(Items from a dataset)
_____
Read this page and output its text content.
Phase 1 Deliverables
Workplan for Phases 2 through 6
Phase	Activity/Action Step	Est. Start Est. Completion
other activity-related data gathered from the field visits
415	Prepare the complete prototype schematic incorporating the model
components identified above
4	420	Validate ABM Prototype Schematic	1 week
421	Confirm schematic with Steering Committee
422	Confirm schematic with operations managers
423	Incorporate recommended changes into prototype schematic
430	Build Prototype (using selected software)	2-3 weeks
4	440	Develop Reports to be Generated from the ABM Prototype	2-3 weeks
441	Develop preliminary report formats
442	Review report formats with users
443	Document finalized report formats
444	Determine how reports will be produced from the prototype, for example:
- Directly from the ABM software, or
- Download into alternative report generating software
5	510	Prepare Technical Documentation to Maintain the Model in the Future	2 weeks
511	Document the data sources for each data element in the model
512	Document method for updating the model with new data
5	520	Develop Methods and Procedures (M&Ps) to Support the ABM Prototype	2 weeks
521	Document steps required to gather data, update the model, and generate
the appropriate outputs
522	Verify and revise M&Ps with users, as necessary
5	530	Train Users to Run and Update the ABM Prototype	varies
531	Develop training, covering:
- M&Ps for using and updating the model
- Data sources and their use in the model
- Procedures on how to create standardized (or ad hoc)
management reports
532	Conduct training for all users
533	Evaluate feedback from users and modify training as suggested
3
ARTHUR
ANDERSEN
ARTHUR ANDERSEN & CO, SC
_____
*THE TASK*. Say how many lines in the records above hold "using", and give no other text.

*REPLY*. 2